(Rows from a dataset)
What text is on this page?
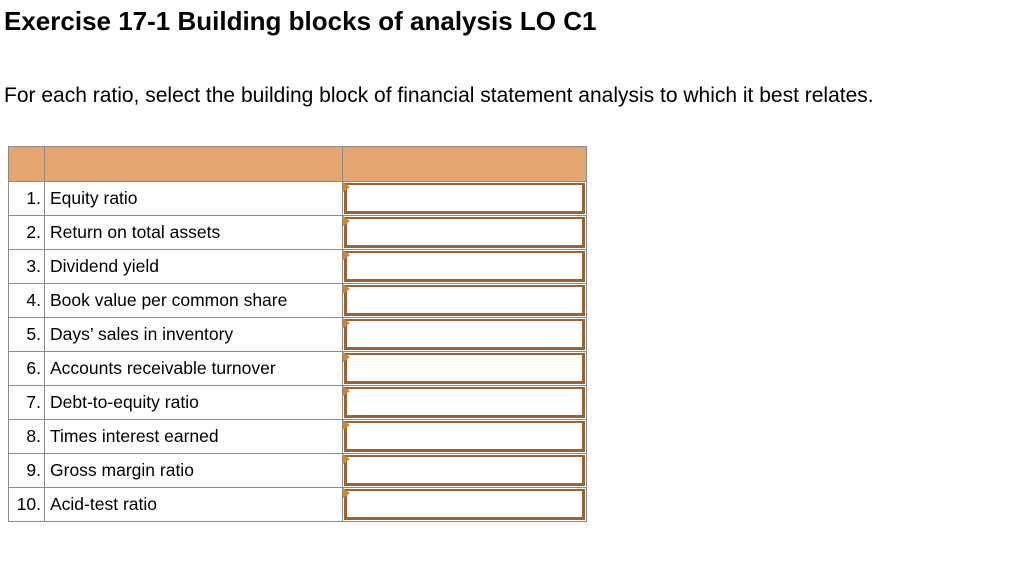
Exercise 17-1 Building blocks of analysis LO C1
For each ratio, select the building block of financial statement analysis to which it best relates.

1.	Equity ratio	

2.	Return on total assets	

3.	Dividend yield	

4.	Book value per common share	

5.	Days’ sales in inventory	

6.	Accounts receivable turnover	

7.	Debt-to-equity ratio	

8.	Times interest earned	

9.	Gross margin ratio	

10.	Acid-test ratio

WHAT IS REQUIRED> Identify all lines in the records above with the word "analysis".

SOLUTION BELOW>
Exercise 17-1 Building blocks of analysis LO C1
For each ratio, select the building block of financial statement analysis to which it best relates.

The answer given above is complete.